→ SET PROBLEM
Find every line in the records below that holds the word "title" and copy it.

→ SUPPLIED DATA

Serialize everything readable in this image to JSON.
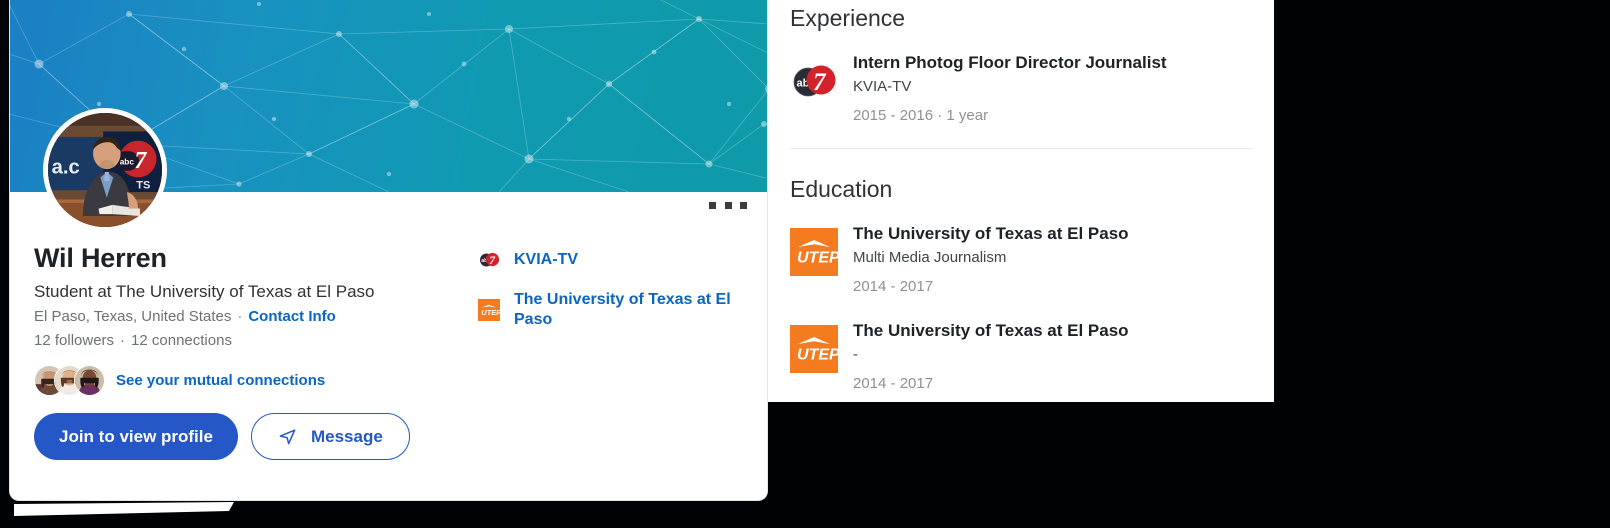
{
  "profile": {
    "name": "Wil Herren",
    "headline": "Student at The University of Texas at El Paso",
    "location": "El Paso, Texas, United States",
    "separator": "·",
    "contact_info_label": "Contact Info",
    "followers": "12 followers",
    "connections": "12 connections",
    "mutual_connections_label": "See your mutual connections",
    "more_actions_label": "...",
    "buttons": {
      "primary": "Join to view profile",
      "secondary": "Message"
    },
    "links": [
      {
        "label": "KVIA-TV",
        "icon": "abc7-logo-icon"
      },
      {
        "label": "The University of Texas at El Paso",
        "icon": "utep-logo-icon"
      }
    ]
  },
  "experience": {
    "title": "Experience",
    "items": [
      {
        "title": "Intern Photog Floor Director Journalist",
        "company": "KVIA-TV",
        "dates": "2015 - 2016  · 1 year",
        "icon": "abc7-logo-icon"
      }
    ]
  },
  "education": {
    "title": "Education",
    "items": [
      {
        "school": "The University of Texas at El Paso",
        "degree": "Multi Media Journalism",
        "dates": "2014 - 2017",
        "icon": "utep-logo-icon"
      },
      {
        "school": "The University of Texas at El Paso",
        "degree": "-",
        "dates": "2014 - 2017",
        "icon": "utep-logo-icon"
      }
    ]
  },
  "colors": {
    "link_blue": "#0a66c2",
    "button_blue": "#2557c7",
    "banner_start": "#1b7fc4",
    "banner_end": "#0e9aa8",
    "utep_orange": "#f47b20",
    "text_dark": "#1d2226",
    "text_muted": "#6b7276"
  }
}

→ OUTPUT OF THE EXERCISE
    "title": "Experience",
        "title": "Intern Photog Floor Director Journalist",
    "title": "Education",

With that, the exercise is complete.